▶ [What this task involves]:
Return the listing below word for word.

▶ [Working data]:
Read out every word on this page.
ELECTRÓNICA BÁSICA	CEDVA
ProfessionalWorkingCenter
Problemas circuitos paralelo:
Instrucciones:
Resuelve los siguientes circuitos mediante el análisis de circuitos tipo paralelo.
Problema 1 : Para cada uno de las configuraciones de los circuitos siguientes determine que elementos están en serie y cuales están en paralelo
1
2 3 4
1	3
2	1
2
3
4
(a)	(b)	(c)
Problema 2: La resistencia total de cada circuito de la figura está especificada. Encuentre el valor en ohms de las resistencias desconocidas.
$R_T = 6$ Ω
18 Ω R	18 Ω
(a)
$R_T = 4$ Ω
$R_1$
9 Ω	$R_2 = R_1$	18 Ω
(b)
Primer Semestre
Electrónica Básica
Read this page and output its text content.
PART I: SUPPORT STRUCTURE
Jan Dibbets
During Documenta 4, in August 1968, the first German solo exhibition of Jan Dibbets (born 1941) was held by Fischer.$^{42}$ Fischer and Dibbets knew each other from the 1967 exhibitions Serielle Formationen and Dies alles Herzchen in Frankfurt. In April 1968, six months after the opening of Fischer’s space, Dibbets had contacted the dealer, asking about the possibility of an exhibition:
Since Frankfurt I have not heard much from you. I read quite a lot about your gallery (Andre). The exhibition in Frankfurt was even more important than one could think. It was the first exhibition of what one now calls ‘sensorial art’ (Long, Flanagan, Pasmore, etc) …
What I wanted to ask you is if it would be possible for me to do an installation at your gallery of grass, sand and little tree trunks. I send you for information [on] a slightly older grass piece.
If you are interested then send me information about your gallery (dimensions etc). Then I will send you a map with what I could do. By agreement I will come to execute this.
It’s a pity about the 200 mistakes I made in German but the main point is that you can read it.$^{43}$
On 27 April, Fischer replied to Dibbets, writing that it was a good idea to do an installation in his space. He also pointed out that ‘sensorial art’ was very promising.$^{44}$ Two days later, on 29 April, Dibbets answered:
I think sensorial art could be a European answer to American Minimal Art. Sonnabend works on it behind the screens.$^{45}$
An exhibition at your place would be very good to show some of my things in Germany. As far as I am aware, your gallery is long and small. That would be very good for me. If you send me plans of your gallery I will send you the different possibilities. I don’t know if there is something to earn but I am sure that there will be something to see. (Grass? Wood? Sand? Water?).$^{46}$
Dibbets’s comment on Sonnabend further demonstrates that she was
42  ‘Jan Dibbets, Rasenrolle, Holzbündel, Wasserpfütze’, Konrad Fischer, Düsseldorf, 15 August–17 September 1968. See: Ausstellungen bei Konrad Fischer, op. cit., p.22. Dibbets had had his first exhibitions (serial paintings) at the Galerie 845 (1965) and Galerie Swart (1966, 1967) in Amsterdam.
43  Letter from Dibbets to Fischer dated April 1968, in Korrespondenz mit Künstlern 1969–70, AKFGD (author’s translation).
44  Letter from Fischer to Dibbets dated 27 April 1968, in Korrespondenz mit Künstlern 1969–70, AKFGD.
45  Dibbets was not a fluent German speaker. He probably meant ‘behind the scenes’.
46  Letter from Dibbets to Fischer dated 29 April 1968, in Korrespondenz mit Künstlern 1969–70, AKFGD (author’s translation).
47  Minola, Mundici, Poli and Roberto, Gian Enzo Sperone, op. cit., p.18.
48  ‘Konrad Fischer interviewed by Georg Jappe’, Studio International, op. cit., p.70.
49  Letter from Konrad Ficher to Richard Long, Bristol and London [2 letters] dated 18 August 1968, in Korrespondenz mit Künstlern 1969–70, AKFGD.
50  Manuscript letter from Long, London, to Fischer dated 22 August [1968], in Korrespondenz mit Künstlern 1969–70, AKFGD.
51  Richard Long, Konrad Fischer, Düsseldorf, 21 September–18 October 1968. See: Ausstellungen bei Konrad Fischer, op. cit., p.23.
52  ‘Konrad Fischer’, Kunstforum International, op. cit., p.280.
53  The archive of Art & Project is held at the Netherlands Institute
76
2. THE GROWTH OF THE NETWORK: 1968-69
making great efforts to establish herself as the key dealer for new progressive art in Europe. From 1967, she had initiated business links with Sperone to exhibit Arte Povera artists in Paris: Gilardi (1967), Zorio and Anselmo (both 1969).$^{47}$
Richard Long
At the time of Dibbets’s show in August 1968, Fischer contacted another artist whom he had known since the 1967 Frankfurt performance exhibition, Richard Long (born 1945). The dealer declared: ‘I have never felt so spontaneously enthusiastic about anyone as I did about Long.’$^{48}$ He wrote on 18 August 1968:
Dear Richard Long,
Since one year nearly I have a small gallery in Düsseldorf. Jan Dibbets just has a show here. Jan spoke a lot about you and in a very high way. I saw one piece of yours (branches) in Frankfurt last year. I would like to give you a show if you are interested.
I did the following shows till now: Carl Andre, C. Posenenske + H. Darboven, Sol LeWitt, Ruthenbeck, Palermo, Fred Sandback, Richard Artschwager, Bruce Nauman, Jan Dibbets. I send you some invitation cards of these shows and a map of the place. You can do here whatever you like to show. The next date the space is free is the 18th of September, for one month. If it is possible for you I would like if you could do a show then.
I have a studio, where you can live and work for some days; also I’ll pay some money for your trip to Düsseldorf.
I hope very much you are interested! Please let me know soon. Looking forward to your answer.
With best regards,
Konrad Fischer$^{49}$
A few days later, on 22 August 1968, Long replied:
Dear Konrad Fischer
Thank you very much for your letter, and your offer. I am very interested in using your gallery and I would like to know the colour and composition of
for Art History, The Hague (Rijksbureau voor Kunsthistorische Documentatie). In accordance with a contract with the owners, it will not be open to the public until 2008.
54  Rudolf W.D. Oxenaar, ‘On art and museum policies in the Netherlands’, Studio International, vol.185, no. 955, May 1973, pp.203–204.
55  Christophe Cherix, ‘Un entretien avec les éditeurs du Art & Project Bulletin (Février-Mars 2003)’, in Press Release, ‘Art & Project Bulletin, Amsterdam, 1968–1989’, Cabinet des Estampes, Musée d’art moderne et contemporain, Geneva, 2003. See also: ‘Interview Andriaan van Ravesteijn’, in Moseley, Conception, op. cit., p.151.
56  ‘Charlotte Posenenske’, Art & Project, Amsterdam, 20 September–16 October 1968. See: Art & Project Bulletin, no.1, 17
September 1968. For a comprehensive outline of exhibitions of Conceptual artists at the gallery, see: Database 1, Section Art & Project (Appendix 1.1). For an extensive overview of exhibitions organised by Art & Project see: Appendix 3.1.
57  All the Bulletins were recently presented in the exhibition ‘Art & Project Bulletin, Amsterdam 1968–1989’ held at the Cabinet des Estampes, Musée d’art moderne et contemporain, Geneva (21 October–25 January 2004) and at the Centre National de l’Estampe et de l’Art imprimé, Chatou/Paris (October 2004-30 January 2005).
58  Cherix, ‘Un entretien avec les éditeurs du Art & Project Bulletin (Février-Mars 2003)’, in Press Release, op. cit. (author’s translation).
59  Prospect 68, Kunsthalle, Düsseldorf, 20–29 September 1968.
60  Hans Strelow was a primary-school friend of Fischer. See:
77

▶ [Output]:
Read out every word on this page.
ELECTRÓNICA BÁSICA	CEDVA
ProfessionalWorkingCenter
Problemas circuitos paralelo:
Instrucciones:
Resuelve los siguientes circuitos mediante el análisis de circuitos tipo paralelo.
Problema 1 : Para cada uno de las configuraciones de los circuitos siguientes determine que elementos están en serie y cuales están en paralelo
1
2 3 4
1	3
2	1
2
3
4
(a)	(b)	(c)
Problema 2: La resistencia total de cada circuito de la figura está especificada. Encuentre el valor en ohms de las resistencias desconocidas.
$R_T = 6$ Ω
18 Ω R	18 Ω
(a)
$R_T = 4$ Ω
$R_1$
9 Ω	$R_2 = R_1$	18 Ω
(b)
Primer Semestre
Electrónica Básica
Read this page and output its text content.
PART I: SUPPORT STRUCTURE
Jan Dibbets
During Documenta 4, in August 1968, the first German solo exhibition of Jan Dibbets (born 1941) was held by Fischer.$^{42}$ Fischer and Dibbets knew each other from the 1967 exhibitions Serielle Formationen and Dies alles Herzchen in Frankfurt. In April 1968, six months after the opening of Fischer’s space, Dibbets had contacted the dealer, asking about the possibility of an exhibition:
Since Frankfurt I have not heard much from you. I read quite a lot about your gallery (Andre). The exhibition in Frankfurt was even more important than one could think. It was the first exhibition of what one now calls ‘sensorial art’ (Long, Flanagan, Pasmore, etc) …
What I wanted to ask you is if it would be possible for me to do an installation at your gallery of grass, sand and little tree trunks. I send you for information [on] a slightly older grass piece.
If you are interested then send me information about your gallery (dimensions etc). Then I will send you a map with what I could do. By agreement I will come to execute this.
It’s a pity about the 200 mistakes I made in German but the main point is that you can read it.$^{43}$
On 27 April, Fischer replied to Dibbets, writing that it was a good idea to do an installation in his space. He also pointed out that ‘sensorial art’ was very promising.$^{44}$ Two days later, on 29 April, Dibbets answered:
I think sensorial art could be a European answer to American Minimal Art. Sonnabend works on it behind the screens.$^{45}$
An exhibition at your place would be very good to show some of my things in Germany. As far as I am aware, your gallery is long and small. That would be very good for me. If you send me plans of your gallery I will send you the different possibilities. I don’t know if there is something to earn but I am sure that there will be something to see. (Grass? Wood? Sand? Water?).$^{46}$
Dibbets’s comment on Sonnabend further demonstrates that she was
42  ‘Jan Dibbets, Rasenrolle, Holzbündel, Wasserpfütze’, Konrad Fischer, Düsseldorf, 15 August–17 September 1968. See: Ausstellungen bei Konrad Fischer, op. cit., p.22. Dibbets had had his first exhibitions (serial paintings) at the Galerie 845 (1965) and Galerie Swart (1966, 1967) in Amsterdam.
43  Letter from Dibbets to Fischer dated April 1968, in Korrespondenz mit Künstlern 1969–70, AKFGD (author’s translation).
44  Letter from Fischer to Dibbets dated 27 April 1968, in Korrespondenz mit Künstlern 1969–70, AKFGD.
45  Dibbets was not a fluent German speaker. He probably meant ‘behind the scenes’.
46  Letter from Dibbets to Fischer dated 29 April 1968, in Korrespondenz mit Künstlern 1969–70, AKFGD (author’s translation).
47  Minola, Mundici, Poli and Roberto, Gian Enzo Sperone, op. cit., p.18.
48  ‘Konrad Fischer interviewed by Georg Jappe’, Studio International, op. cit., p.70.
49  Letter from Konrad Ficher to Richard Long, Bristol and London [2 letters] dated 18 August 1968, in Korrespondenz mit Künstlern 1969–70, AKFGD.
50  Manuscript letter from Long, London, to Fischer dated 22 August [1968], in Korrespondenz mit Künstlern 1969–70, AKFGD.
51  Richard Long, Konrad Fischer, Düsseldorf, 21 September–18 October 1968. See: Ausstellungen bei Konrad Fischer, op. cit., p.23.
52  ‘Konrad Fischer’, Kunstforum International, op. cit., p.280.
53  The archive of Art & Project is held at the Netherlands Institute
76
2. THE GROWTH OF THE NETWORK: 1968-69
making great efforts to establish herself as the key dealer for new progressive art in Europe. From 1967, she had initiated business links with Sperone to exhibit Arte Povera artists in Paris: Gilardi (1967), Zorio and Anselmo (both 1969).$^{47}$
Richard Long
At the time of Dibbets’s show in August 1968, Fischer contacted another artist whom he had known since the 1967 Frankfurt performance exhibition, Richard Long (born 1945). The dealer declared: ‘I have never felt so spontaneously enthusiastic about anyone as I did about Long.’$^{48}$ He wrote on 18 August 1968:
Dear Richard Long,
Since one year nearly I have a small gallery in Düsseldorf. Jan Dibbets just has a show here. Jan spoke a lot about you and in a very high way. I saw one piece of yours (branches) in Frankfurt last year. I would like to give you a show if you are interested.
I did the following shows till now: Carl Andre, C. Posenenske + H. Darboven, Sol LeWitt, Ruthenbeck, Palermo, Fred Sandback, Richard Artschwager, Bruce Nauman, Jan Dibbets. I send you some invitation cards of these shows and a map of the place. You can do here whatever you like to show. The next date the space is free is the 18th of September, for one month. If it is possible for you I would like if you could do a show then.
I have a studio, where you can live and work for some days; also I’ll pay some money for your trip to Düsseldorf.
I hope very much you are interested! Please let me know soon. Looking forward to your answer.
With best regards,
Konrad Fischer$^{49}$
A few days later, on 22 August 1968, Long replied:
Dear Konrad Fischer
Thank you very much for your letter, and your offer. I am very interested in using your gallery and I would like to know the colour and composition of
for Art History, The Hague (Rijksbureau voor Kunsthistorische Documentatie). In accordance with a contract with the owners, it will not be open to the public until 2008.
54  Rudolf W.D. Oxenaar, ‘On art and museum policies in the Netherlands’, Studio International, vol.185, no. 955, May 1973, pp.203–204.
55  Christophe Cherix, ‘Un entretien avec les éditeurs du Art & Project Bulletin (Février-Mars 2003)’, in Press Release, ‘Art & Project Bulletin, Amsterdam, 1968–1989’, Cabinet des Estampes, Musée d’art moderne et contemporain, Geneva, 2003. See also: ‘Interview Andriaan van Ravesteijn’, in Moseley, Conception, op. cit., p.151.
56  ‘Charlotte Posenenske’, Art & Project, Amsterdam, 20 September–16 October 1968. See: Art & Project Bulletin, no.1, 17
September 1968. For a comprehensive outline of exhibitions of Conceptual artists at the gallery, see: Database 1, Section Art & Project (Appendix 1.1). For an extensive overview of exhibitions organised by Art & Project see: Appendix 3.1.
57  All the Bulletins were recently presented in the exhibition ‘Art & Project Bulletin, Amsterdam 1968–1989’ held at the Cabinet des Estampes, Musée d’art moderne et contemporain, Geneva (21 October–25 January 2004) and at the Centre National de l’Estampe et de l’Art imprimé, Chatou/Paris (October 2004-30 January 2005).
58  Cherix, ‘Un entretien avec les éditeurs du Art & Project Bulletin (Février-Mars 2003)’, in Press Release, op. cit. (author’s translation).
59  Prospect 68, Kunsthalle, Düsseldorf, 20–29 September 1968.
60  Hans Strelow was a primary-school friend of Fischer. See:
77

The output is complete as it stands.